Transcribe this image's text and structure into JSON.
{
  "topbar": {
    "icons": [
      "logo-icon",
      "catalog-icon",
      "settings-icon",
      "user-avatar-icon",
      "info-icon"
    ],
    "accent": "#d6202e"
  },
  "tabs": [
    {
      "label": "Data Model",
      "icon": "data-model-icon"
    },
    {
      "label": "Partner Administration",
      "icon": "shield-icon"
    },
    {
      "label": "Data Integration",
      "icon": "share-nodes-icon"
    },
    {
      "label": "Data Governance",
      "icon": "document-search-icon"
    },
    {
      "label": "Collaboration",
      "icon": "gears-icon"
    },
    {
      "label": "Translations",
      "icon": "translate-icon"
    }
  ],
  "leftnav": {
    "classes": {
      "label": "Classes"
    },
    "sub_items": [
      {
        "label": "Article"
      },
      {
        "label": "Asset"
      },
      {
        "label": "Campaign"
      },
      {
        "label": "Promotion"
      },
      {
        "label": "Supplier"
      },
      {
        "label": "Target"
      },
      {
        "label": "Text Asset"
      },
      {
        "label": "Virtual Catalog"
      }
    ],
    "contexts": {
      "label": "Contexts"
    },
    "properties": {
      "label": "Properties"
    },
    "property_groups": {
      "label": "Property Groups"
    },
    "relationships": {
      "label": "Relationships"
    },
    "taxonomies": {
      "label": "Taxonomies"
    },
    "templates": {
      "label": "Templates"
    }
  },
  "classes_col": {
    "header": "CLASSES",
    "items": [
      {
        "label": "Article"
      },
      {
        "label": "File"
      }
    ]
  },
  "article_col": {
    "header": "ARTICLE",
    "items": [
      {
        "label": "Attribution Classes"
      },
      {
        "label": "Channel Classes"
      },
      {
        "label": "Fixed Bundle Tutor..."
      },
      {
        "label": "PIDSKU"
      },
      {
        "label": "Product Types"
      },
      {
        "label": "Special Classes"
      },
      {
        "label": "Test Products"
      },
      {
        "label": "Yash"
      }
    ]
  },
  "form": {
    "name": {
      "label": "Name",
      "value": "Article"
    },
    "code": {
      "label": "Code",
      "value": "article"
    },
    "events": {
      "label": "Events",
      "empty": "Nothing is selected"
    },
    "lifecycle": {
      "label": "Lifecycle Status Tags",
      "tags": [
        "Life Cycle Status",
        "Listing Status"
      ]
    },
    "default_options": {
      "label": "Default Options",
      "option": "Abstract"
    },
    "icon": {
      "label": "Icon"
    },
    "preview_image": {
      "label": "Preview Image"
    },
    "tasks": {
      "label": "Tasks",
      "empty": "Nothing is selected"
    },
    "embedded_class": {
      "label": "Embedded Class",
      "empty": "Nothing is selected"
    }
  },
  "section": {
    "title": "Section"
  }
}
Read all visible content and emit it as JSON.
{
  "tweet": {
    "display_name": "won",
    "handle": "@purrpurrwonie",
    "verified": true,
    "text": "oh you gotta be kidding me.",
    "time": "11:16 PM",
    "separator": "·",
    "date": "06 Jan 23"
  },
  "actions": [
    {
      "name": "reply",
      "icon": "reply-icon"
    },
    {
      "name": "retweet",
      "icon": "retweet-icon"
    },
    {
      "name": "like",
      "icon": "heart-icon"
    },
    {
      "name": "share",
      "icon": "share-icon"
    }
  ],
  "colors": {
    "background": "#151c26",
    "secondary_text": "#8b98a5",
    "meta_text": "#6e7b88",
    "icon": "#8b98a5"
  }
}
◇ ◇ ◇ ◇ ◇
* [Objective] Every record should be given again exactly.

* [Full response]
Transcribe this image's text and structure into JSON.
{
  "topbar": {
    "icons": [
      "logo-icon",
      "catalog-icon",
      "settings-icon",
      "user-avatar-icon",
      "info-icon"
    ],
    "accent": "#d6202e"
  },
  "tabs": [
    {
      "label": "Data Model",
      "icon": "data-model-icon"
    },
    {
      "label": "Partner Administration",
      "icon": "shield-icon"
    },
    {
      "label": "Data Integration",
      "icon": "share-nodes-icon"
    },
    {
      "label": "Data Governance",
      "icon": "document-search-icon"
    },
    {
      "label": "Collaboration",
      "icon": "gears-icon"
    },
    {
      "label": "Translations",
      "icon": "translate-icon"
    }
  ],
  "leftnav": {
    "classes": {
      "label": "Classes"
    },
    "sub_items": [
      {
        "label": "Article"
      },
      {
        "label": "Asset"
      },
      {
        "label": "Campaign"
      },
      {
        "label": "Promotion"
      },
      {
        "label": "Supplier"
      },
      {
        "label": "Target"
      },
      {
        "label": "Text Asset"
      },
      {
        "label": "Virtual Catalog"
      }
    ],
    "contexts": {
      "label": "Contexts"
    },
    "properties": {
      "label": "Properties"
    },
    "property_groups": {
      "label": "Property Groups"
    },
    "relationships": {
      "label": "Relationships"
    },
    "taxonomies": {
      "label": "Taxonomies"
    },
    "templates": {
      "label": "Templates"
    }
  },
  "classes_col": {
    "header": "CLASSES",
    "items": [
      {
        "label": "Article"
      },
      {
        "label": "File"
      }
    ]
  },
  "article_col": {
    "header": "ARTICLE",
    "items": [
      {
        "label": "Attribution Classes"
      },
      {
        "label": "Channel Classes"
      },
      {
        "label": "Fixed Bundle Tutor..."
      },
      {
        "label": "PIDSKU"
      },
      {
        "label": "Product Types"
      },
      {
        "label": "Special Classes"
      },
      {
        "label": "Test Products"
      },
      {
        "label": "Yash"
      }
    ]
  },
  "form": {
    "name": {
      "label": "Name",
      "value": "Article"
    },
    "code": {
      "label": "Code",
      "value": "article"
    },
    "events": {
      "label": "Events",
      "empty": "Nothing is selected"
    },
    "lifecycle": {
      "label": "Lifecycle Status Tags",
      "tags": [
        "Life Cycle Status",
        "Listing Status"
      ]
    },
    "default_options": {
      "label": "Default Options",
      "option": "Abstract"
    },
    "icon": {
      "label": "Icon"
    },
    "preview_image": {
      "label": "Preview Image"
    },
    "tasks": {
      "label": "Tasks",
      "empty": "Nothing is selected"
    },
    "embedded_class": {
      "label": "Embedded Class",
      "empty": "Nothing is selected"
    }
  },
  "section": {
    "title": "Section"
  }
}
Read all visible content and emit it as JSON.
{
  "tweet": {
    "display_name": "won",
    "handle": "@purrpurrwonie",
    "verified": true,
    "text": "oh you gotta be kidding me.",
    "time": "11:16 PM",
    "separator": "·",
    "date": "06 Jan 23"
  },
  "actions": [
    {
      "name": "reply",
      "icon": "reply-icon"
    },
    {
      "name": "retweet",
      "icon": "retweet-icon"
    },
    {
      "name": "like",
      "icon": "heart-icon"
    },
    {
      "name": "share",
      "icon": "share-icon"
    }
  ],
  "colors": {
    "background": "#151c26",
    "secondary_text": "#8b98a5",
    "meta_text": "#6e7b88",
    "icon": "#8b98a5"
  }
}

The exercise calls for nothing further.